>>>

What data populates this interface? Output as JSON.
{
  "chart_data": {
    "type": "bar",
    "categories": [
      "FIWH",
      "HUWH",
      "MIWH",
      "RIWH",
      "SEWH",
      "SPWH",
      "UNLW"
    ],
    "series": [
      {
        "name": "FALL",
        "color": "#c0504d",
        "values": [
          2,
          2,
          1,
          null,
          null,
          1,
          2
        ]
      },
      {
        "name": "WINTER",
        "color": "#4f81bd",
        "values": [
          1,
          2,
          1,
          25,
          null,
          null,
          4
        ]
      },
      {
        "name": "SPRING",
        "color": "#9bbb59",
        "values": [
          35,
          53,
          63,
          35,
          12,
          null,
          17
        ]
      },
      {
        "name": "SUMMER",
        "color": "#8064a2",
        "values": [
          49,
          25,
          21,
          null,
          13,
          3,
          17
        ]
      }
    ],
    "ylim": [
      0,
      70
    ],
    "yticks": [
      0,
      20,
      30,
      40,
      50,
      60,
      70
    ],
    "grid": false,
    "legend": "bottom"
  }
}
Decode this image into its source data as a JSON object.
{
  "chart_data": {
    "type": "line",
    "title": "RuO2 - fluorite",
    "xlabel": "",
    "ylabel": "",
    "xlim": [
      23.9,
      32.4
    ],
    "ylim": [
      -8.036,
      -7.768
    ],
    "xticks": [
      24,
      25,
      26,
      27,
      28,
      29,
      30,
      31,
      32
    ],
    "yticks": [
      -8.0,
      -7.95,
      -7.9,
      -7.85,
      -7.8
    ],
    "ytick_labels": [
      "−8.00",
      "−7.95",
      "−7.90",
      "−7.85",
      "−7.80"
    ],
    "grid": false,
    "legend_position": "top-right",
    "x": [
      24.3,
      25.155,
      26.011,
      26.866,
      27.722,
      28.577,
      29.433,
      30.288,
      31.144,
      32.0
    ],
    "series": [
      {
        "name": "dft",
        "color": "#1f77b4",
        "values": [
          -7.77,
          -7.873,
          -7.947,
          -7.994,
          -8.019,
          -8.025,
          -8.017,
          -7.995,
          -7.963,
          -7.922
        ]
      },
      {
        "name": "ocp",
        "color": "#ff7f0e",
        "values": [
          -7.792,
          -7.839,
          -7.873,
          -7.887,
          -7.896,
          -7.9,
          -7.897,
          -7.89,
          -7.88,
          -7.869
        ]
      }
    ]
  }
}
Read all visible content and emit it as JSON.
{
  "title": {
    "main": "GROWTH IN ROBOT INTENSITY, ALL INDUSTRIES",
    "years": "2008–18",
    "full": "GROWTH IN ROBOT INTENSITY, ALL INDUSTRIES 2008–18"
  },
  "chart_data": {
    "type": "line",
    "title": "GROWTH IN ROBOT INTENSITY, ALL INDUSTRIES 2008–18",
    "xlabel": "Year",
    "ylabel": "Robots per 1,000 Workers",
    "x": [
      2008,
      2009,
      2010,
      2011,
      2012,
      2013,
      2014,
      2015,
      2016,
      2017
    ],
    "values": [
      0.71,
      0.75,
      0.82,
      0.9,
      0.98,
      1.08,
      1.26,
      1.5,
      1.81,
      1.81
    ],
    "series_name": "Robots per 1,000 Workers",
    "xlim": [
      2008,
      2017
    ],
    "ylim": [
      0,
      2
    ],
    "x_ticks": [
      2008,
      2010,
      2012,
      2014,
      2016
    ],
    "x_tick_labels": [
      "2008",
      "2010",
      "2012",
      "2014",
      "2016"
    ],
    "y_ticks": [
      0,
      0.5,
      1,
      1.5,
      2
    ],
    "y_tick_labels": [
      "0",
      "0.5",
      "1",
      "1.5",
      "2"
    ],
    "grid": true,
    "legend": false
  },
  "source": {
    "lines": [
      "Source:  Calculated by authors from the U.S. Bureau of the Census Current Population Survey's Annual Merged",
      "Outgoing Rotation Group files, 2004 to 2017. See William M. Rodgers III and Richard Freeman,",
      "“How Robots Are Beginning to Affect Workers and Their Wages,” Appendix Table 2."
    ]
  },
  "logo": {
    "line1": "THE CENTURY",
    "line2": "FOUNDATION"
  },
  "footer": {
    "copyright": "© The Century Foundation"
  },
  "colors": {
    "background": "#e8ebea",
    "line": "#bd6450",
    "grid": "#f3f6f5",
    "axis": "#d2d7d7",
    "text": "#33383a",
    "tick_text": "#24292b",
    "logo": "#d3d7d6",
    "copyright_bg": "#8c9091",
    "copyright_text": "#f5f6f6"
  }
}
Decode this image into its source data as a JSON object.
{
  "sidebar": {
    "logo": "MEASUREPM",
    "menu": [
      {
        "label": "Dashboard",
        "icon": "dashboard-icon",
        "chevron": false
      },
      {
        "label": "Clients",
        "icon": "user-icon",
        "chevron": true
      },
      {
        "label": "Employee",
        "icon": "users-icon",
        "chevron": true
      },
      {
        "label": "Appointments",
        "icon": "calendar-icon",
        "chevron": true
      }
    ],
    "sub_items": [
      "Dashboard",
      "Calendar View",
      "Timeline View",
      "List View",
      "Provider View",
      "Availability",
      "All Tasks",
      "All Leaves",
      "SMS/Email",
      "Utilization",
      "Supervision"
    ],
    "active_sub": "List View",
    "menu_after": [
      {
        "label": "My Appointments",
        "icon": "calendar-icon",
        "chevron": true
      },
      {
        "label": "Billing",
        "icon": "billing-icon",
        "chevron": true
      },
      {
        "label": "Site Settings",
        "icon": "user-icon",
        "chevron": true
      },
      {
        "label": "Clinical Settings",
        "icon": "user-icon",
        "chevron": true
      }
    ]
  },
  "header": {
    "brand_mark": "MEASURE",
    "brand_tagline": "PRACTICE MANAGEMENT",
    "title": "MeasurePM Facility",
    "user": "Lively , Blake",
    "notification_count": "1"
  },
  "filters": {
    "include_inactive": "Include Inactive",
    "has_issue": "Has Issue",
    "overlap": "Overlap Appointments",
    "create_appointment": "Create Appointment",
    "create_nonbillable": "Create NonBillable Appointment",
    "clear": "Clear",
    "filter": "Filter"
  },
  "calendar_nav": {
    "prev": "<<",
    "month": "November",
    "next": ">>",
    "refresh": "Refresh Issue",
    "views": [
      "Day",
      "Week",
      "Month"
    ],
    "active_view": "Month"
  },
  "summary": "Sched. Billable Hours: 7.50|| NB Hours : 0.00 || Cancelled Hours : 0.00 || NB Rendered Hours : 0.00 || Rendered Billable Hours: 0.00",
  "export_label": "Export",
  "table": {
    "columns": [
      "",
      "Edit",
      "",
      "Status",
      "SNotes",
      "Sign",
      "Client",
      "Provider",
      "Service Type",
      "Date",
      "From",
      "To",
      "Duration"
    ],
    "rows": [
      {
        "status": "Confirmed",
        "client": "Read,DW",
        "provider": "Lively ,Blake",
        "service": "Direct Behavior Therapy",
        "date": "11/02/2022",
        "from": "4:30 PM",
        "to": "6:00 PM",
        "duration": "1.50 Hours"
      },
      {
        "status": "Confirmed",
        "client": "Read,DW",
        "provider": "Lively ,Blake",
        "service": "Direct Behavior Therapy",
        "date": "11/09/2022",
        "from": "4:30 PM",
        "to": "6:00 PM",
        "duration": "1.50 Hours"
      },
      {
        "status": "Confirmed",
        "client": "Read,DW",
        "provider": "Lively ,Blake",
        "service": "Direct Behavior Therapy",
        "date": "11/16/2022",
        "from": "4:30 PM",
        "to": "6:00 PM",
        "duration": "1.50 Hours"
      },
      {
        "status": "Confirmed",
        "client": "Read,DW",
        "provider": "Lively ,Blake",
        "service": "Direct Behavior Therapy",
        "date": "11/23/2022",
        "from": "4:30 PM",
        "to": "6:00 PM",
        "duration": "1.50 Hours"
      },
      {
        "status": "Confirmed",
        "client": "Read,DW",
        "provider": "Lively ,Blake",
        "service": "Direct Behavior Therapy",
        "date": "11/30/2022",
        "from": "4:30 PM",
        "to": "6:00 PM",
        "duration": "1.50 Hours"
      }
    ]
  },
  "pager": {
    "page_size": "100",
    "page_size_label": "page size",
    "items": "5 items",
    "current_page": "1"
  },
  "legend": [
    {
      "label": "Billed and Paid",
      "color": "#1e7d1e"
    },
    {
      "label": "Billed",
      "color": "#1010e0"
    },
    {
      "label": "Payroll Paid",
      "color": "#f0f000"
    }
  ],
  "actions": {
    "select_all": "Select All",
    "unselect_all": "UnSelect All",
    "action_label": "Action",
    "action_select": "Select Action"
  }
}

<<<

- **TASK DESCRIPTION**
Go through the records line by line and count those containing the string "grid". Give only the total.

- **EXERCISE OUTPUT**
4